* **Task statement**: Retype the full set of records. Keep every character identical.

● ● ●

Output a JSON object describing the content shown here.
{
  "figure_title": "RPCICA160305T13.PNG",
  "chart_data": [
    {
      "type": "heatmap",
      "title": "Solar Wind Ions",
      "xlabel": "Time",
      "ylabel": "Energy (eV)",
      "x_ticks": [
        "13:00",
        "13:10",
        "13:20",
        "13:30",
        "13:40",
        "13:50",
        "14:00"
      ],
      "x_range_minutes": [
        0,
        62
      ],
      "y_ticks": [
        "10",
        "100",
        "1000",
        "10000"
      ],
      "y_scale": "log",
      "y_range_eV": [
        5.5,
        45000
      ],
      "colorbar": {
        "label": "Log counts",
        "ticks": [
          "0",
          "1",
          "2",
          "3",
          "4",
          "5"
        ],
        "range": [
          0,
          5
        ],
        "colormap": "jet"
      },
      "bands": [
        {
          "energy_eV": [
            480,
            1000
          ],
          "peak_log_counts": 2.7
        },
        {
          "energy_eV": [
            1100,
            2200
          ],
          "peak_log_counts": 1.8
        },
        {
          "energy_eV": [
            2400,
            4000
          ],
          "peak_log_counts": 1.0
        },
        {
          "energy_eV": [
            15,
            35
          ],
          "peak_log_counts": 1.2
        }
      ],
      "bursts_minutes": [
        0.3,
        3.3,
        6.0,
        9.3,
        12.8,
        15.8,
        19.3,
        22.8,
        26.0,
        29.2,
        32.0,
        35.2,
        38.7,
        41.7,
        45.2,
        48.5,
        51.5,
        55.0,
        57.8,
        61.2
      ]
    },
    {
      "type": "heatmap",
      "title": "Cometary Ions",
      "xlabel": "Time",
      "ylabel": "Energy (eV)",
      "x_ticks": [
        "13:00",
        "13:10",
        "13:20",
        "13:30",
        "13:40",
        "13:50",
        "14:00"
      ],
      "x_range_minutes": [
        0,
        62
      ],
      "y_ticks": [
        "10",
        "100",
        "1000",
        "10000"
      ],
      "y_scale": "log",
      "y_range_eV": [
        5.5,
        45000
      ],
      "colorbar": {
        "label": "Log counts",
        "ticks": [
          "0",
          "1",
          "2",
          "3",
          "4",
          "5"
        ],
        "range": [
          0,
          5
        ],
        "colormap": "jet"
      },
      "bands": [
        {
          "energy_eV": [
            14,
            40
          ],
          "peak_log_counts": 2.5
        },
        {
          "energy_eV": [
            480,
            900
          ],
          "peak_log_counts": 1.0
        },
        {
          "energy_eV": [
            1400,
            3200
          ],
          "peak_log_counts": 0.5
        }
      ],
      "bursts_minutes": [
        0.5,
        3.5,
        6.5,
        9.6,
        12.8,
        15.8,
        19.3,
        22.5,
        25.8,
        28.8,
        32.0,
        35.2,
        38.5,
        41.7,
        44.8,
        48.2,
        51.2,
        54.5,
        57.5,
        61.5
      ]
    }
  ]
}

● ● ●

* **Answer in full**:
Output a JSON object describing the content shown here.
{
  "figure_title": "RPCICA160305T13.PNG",
  "chart_data": [
    {
      "type": "heatmap",
      "title": "Solar Wind Ions",
      "xlabel": "Time",
      "ylabel": "Energy (eV)",
      "x_ticks": [
        "13:00",
        "13:10",
        "13:20",
        "13:30",
        "13:40",
        "13:50",
        "14:00"
      ],
      "x_range_minutes": [
        0,
        62
      ],
      "y_ticks": [
        "10",
        "100",
        "1000",
        "10000"
      ],
      "y_scale": "log",
      "y_range_eV": [
        5.5,
        45000
      ],
      "colorbar": {
        "label": "Log counts",
        "ticks": [
          "0",
          "1",
          "2",
          "3",
          "4",
          "5"
        ],
        "range": [
          0,
          5
        ],
        "colormap": "jet"
      },
      "bands": [
        {
          "energy_eV": [
            480,
            1000
          ],
          "peak_log_counts": 2.7
        },
        {
          "energy_eV": [
            1100,
            2200
          ],
          "peak_log_counts": 1.8
        },
        {
          "energy_eV": [
            2400,
            4000
          ],
          "peak_log_counts": 1.0
        },
        {
          "energy_eV": [
            15,
            35
          ],
          "peak_log_counts": 1.2
        }
      ],
      "bursts_minutes": [
        0.3,
        3.3,
        6.0,
        9.3,
        12.8,
        15.8,
        19.3,
        22.8,
        26.0,
        29.2,
        32.0,
        35.2,
        38.7,
        41.7,
        45.2,
        48.5,
        51.5,
        55.0,
        57.8,
        61.2
      ]
    },
    {
      "type": "heatmap",
      "title": "Cometary Ions",
      "xlabel": "Time",
      "ylabel": "Energy (eV)",
      "x_ticks": [
        "13:00",
        "13:10",
        "13:20",
        "13:30",
        "13:40",
        "13:50",
        "14:00"
      ],
      "x_range_minutes": [
        0,
        62
      ],
      "y_ticks": [
        "10",
        "100",
        "1000",
        "10000"
      ],
      "y_scale": "log",
      "y_range_eV": [
        5.5,
        45000
      ],
      "colorbar": {
        "label": "Log counts",
        "ticks": [
          "0",
          "1",
          "2",
          "3",
          "4",
          "5"
        ],
        "range": [
          0,
          5
        ],
        "colormap": "jet"
      },
      "bands": [
        {
          "energy_eV": [
            14,
            40
          ],
          "peak_log_counts": 2.5
        },
        {
          "energy_eV": [
            480,
            900
          ],
          "peak_log_counts": 1.0
        },
        {
          "energy_eV": [
            1400,
            3200
          ],
          "peak_log_counts": 0.5
        }
      ],
      "bursts_minutes": [
        0.5,
        3.5,
        6.5,
        9.6,
        12.8,
        15.8,
        19.3,
        22.5,
        25.8,
        28.8,
        32.0,
        35.2,
        38.5,
        41.7,
        44.8,
        48.2,
        51.2,
        54.5,
        57.5,
        61.5
      ]
    }
  ]
}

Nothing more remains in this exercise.